╭─ INFORMATION SUPPLIED

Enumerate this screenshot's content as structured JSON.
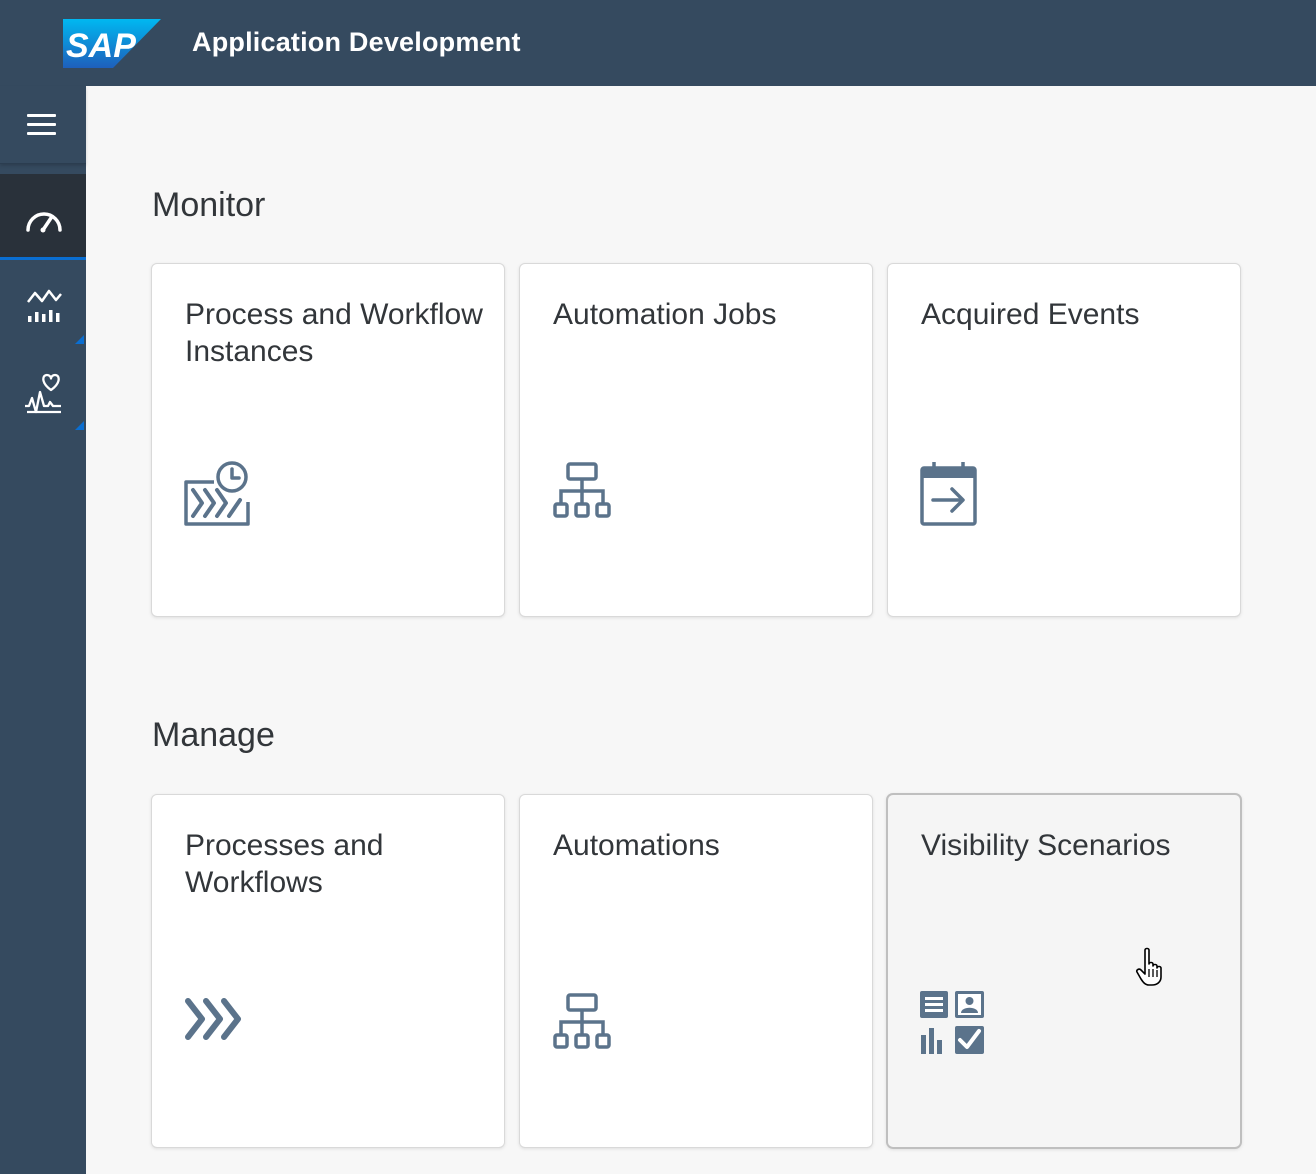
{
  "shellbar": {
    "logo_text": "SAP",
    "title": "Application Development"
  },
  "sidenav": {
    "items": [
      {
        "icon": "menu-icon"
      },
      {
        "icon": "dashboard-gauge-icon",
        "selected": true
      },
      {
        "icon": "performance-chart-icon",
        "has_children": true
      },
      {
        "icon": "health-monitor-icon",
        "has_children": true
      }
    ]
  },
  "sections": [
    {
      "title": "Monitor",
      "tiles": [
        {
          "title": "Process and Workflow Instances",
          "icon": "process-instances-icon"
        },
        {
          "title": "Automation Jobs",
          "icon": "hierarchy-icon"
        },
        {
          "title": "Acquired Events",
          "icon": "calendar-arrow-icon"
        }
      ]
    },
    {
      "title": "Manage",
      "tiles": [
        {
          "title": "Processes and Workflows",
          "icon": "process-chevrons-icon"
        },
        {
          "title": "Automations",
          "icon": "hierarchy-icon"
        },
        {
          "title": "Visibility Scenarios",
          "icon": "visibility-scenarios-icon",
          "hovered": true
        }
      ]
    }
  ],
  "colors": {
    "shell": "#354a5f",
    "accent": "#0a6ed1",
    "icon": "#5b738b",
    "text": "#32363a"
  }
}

╰─
╭─ INFORMATION SUPPLIED

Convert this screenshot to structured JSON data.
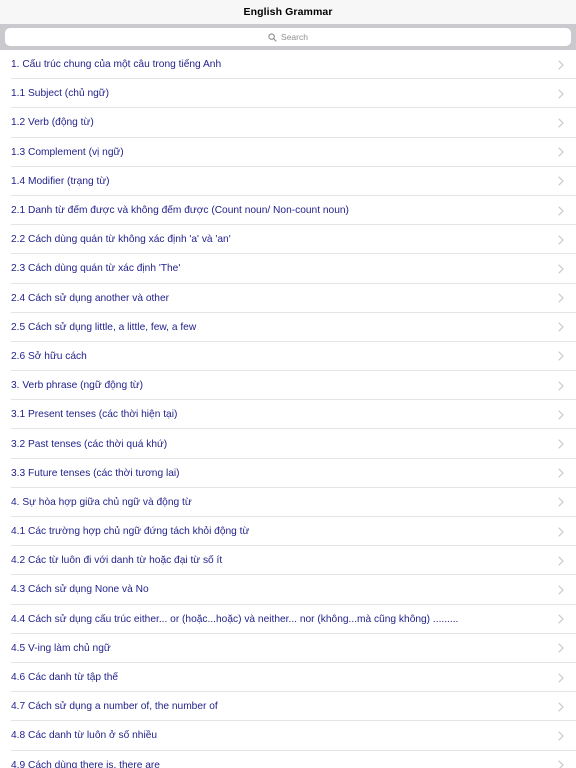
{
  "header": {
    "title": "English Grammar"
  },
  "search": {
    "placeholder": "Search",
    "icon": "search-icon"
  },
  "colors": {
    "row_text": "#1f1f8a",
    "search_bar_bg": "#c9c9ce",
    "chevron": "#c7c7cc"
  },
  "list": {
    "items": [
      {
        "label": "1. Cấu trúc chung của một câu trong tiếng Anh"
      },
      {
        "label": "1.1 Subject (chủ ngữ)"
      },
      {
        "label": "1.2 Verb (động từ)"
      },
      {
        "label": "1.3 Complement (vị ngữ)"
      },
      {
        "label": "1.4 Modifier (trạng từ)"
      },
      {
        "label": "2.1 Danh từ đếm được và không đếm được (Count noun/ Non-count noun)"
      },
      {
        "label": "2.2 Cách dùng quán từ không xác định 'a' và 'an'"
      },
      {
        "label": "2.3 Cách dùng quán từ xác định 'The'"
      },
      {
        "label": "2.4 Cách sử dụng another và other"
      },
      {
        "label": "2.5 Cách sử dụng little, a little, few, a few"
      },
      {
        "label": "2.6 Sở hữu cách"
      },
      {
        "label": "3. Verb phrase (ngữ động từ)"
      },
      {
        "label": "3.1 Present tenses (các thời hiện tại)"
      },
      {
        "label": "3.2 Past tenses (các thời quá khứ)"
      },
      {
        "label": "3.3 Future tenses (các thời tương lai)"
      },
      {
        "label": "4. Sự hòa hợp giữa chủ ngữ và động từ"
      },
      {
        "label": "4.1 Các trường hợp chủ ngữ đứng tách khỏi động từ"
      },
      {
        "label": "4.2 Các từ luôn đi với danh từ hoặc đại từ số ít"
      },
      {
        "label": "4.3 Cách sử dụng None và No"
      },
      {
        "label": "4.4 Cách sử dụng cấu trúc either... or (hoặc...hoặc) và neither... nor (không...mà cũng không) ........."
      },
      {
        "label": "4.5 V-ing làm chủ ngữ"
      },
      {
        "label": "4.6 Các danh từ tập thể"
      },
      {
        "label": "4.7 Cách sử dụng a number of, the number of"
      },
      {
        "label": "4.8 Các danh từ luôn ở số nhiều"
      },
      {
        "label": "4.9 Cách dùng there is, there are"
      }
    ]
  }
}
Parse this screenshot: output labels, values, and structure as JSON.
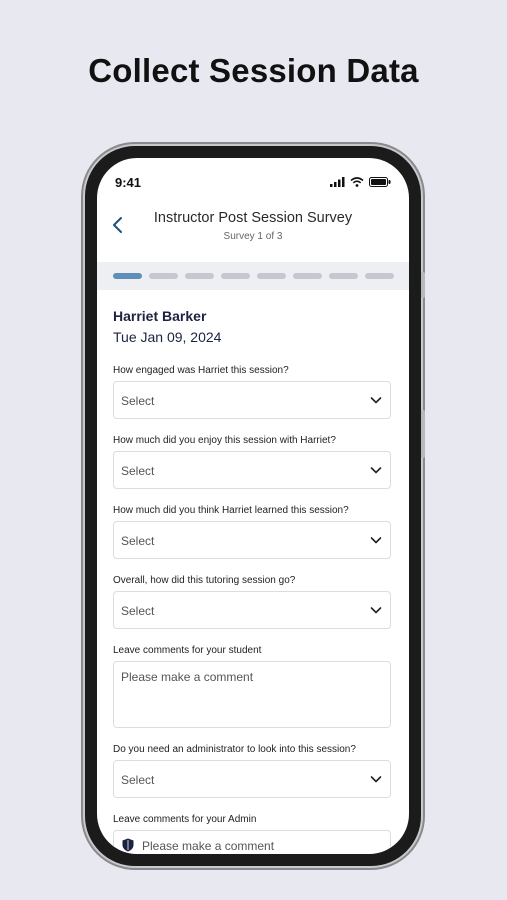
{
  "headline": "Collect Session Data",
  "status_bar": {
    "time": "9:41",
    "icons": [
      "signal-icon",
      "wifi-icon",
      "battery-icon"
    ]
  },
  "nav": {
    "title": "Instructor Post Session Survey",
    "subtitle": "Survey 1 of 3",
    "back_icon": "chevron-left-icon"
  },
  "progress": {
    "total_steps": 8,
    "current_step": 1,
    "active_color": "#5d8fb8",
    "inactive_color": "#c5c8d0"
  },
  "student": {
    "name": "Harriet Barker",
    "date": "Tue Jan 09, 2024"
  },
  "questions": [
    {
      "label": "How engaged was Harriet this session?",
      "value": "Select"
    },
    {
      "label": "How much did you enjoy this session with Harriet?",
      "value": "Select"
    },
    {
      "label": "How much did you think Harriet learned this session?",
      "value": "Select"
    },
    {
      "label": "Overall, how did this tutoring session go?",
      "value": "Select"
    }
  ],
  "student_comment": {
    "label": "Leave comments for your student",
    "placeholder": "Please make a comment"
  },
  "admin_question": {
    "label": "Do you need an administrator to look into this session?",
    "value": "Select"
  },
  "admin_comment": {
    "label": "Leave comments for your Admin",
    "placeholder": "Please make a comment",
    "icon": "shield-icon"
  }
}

╰─
╭─ INFORMATION SUPPLIED

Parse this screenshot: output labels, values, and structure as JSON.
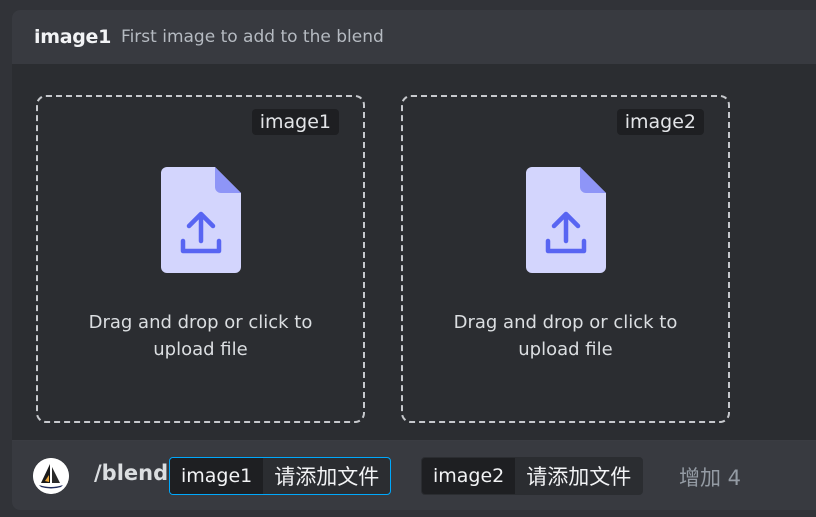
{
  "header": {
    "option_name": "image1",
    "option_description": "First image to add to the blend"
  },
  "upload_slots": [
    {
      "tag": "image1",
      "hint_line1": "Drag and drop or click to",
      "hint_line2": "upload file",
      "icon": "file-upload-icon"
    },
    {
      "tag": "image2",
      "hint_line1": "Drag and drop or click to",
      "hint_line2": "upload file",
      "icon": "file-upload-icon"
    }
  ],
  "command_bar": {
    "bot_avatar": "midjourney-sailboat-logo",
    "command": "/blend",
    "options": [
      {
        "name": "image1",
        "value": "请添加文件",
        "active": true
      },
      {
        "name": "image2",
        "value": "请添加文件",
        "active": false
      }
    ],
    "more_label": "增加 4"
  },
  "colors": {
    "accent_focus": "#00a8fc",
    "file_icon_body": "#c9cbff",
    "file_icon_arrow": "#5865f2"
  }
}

╰─

WRITTEN PROBLEM:
In the listing above, find the lines holding the word "dùng" and copy them.

RESULT OF THIS EXERCISE:
        "label": "2.2 Cách dùng quán từ không xác định 'a' và 'an'"
        "label": "2.3 Cách dùng quán từ xác định 'The'"
        "label": "4.9 Cách dùng there is, there are"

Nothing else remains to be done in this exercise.